SHORT PROBLEM:
Search the data below for "their"; list each line that holds it.

-- Begin DATA ROWS --

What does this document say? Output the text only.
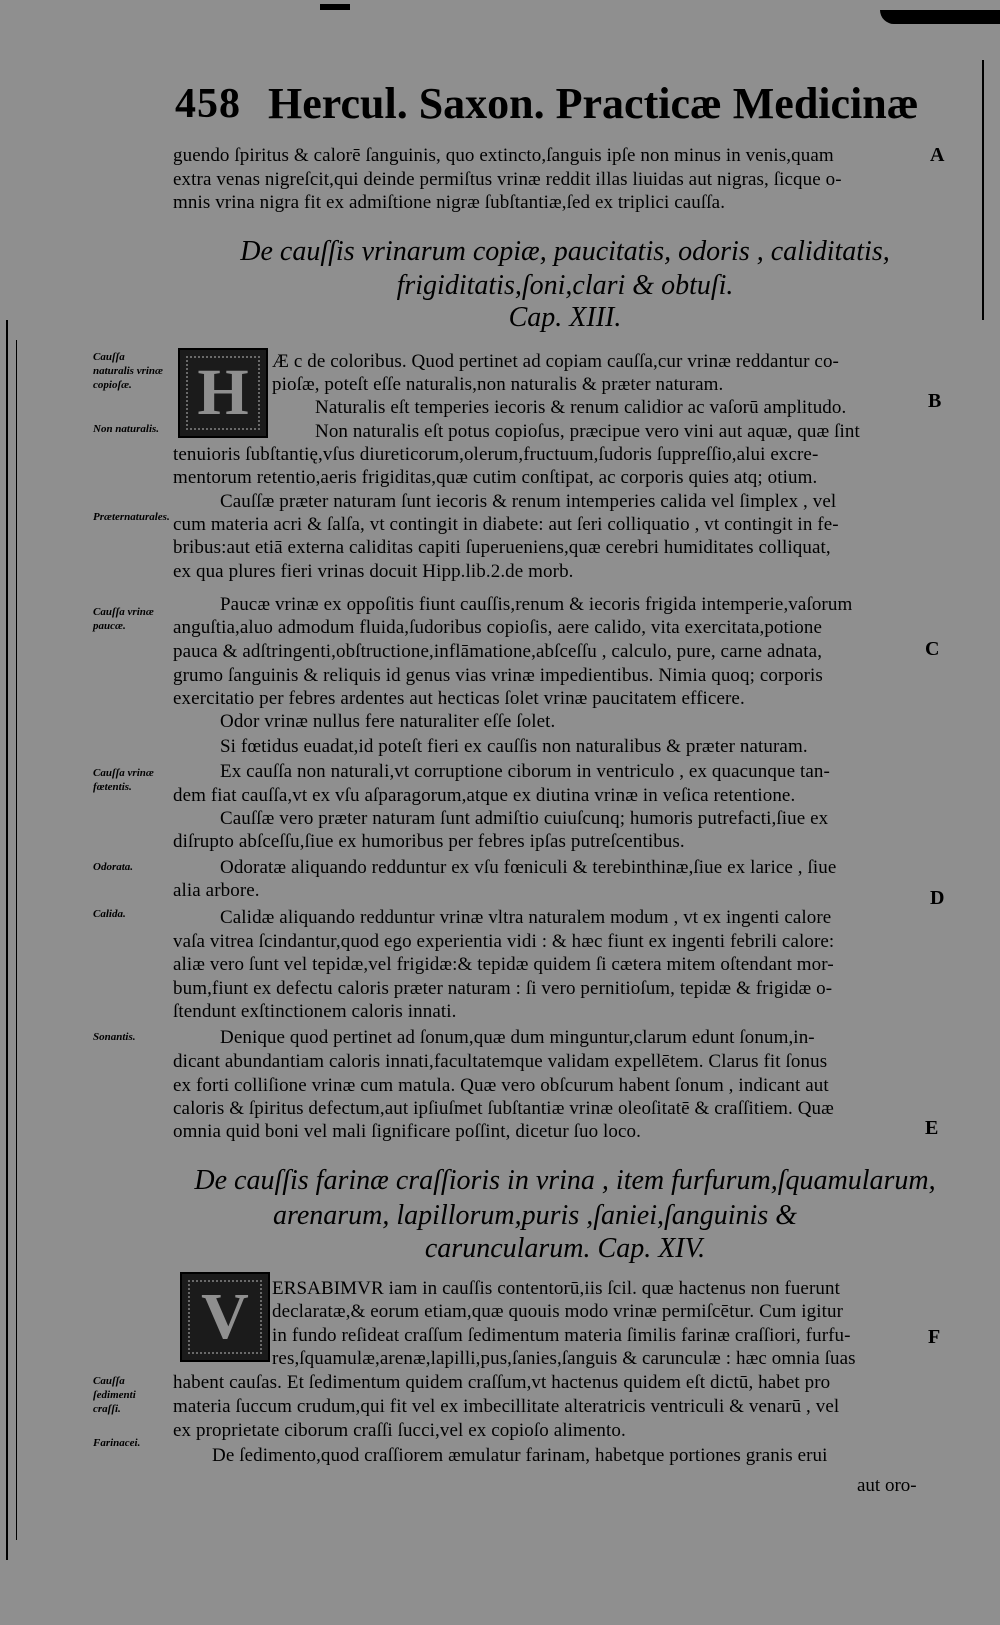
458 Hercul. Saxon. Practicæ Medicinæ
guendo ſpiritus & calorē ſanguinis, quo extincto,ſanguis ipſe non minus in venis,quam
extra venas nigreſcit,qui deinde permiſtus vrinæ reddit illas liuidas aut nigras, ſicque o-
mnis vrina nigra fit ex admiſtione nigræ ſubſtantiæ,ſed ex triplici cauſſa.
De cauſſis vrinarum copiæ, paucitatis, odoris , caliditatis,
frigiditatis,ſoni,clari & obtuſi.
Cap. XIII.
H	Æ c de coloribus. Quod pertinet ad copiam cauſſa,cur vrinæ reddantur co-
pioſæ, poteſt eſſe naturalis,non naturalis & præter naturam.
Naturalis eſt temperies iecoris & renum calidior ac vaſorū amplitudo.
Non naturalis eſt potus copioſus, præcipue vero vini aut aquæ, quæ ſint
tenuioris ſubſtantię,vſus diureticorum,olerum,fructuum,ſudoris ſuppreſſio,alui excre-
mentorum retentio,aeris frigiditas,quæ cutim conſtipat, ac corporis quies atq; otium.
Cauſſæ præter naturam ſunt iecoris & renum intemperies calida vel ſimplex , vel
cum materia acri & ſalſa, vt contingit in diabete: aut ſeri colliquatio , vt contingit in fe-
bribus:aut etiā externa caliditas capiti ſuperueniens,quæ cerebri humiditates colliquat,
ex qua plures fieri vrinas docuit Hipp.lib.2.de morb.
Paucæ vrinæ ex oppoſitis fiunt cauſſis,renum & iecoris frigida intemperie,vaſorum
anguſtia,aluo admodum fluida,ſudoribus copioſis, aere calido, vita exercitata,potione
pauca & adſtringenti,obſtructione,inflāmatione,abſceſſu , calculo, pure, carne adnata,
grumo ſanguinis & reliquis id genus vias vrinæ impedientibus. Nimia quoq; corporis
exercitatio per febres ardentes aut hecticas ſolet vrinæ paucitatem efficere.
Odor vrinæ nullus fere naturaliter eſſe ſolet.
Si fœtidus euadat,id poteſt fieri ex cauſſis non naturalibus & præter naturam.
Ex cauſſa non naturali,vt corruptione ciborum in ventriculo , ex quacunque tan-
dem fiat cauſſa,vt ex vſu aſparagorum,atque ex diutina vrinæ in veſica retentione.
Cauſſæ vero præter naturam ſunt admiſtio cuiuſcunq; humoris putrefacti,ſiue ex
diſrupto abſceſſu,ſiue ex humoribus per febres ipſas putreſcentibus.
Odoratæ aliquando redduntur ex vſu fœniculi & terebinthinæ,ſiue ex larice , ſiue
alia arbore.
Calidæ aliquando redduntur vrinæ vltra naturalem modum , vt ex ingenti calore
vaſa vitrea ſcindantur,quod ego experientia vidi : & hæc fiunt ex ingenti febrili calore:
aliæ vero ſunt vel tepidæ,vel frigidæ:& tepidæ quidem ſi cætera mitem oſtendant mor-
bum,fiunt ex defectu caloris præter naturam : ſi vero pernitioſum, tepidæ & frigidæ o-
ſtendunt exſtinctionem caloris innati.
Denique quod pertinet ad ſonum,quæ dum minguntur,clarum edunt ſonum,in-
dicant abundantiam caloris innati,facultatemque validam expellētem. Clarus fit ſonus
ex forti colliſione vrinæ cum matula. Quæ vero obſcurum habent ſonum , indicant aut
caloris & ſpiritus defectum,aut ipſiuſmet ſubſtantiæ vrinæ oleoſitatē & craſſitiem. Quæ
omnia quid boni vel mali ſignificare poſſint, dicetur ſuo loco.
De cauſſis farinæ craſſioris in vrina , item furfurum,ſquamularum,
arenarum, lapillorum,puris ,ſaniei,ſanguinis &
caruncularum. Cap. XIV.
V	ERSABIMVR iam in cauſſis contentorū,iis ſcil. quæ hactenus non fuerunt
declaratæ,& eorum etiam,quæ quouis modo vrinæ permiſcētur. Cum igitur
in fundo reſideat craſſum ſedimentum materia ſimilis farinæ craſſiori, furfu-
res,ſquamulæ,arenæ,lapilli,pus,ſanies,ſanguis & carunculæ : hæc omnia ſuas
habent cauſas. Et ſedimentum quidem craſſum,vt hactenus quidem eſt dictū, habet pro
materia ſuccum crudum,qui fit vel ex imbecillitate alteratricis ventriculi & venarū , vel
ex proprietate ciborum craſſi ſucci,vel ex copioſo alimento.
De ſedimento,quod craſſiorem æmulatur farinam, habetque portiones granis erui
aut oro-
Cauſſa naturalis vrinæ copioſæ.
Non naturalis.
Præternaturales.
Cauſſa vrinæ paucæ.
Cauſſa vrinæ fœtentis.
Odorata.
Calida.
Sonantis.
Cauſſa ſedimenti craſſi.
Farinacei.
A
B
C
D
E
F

-- End DATA ROWS --
-- Begin DATA ROWS --

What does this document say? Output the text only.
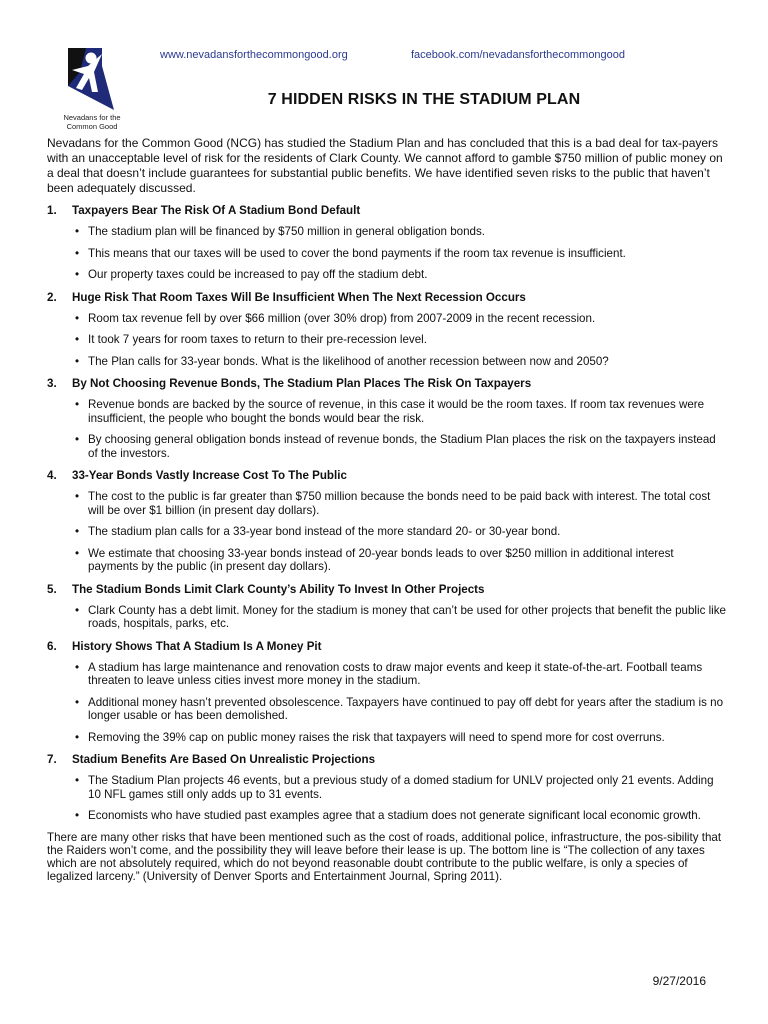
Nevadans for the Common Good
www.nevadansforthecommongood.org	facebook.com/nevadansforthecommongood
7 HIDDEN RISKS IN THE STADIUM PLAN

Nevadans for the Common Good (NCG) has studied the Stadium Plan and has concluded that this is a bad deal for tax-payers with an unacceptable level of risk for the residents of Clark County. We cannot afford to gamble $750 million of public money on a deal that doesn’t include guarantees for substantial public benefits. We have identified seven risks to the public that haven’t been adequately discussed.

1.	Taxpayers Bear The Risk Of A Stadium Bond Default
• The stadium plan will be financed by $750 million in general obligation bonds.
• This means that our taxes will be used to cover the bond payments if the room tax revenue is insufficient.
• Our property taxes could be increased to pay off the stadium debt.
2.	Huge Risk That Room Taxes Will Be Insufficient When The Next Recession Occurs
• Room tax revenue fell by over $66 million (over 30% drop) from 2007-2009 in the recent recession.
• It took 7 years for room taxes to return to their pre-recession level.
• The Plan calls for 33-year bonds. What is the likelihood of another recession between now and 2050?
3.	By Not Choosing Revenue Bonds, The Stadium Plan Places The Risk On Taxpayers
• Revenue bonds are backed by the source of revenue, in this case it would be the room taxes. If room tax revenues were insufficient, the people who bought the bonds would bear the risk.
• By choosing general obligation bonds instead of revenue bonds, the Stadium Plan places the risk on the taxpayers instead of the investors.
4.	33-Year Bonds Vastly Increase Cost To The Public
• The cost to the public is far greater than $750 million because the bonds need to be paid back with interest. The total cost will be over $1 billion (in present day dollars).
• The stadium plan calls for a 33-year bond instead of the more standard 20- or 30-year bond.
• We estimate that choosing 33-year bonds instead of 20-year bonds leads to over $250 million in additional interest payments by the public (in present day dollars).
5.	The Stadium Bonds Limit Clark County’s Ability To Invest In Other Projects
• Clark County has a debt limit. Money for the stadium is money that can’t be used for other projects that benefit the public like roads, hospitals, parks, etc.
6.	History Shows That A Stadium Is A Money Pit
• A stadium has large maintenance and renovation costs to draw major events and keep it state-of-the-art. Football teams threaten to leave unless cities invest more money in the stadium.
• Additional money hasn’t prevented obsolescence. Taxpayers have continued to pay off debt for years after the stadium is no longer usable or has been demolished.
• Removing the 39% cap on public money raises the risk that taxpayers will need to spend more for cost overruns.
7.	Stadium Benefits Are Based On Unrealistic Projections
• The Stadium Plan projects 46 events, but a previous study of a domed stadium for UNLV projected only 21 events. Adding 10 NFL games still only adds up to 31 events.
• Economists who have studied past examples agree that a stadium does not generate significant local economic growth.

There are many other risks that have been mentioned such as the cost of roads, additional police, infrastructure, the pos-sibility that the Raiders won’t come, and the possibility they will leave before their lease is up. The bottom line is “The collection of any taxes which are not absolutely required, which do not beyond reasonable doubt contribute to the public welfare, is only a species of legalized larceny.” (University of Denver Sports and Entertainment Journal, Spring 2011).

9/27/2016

-- End DATA ROWS --

WORKED ANSWER:
• It took 7 years for room taxes to return to their pre-recession level.
There are many other risks that have been mentioned such as the cost of roads, additional police, infrastructure, the pos-sibility that the Raiders won’t come, and the possibility they will leave before their lease is up. The bottom line is “The collection of any taxes which are not absolutely required, which do not beyond reasonable doubt contribute to the public welfare, is only a species of legalized larceny.” (University of Denver Sports and Entertainment Journal, Spring 2011).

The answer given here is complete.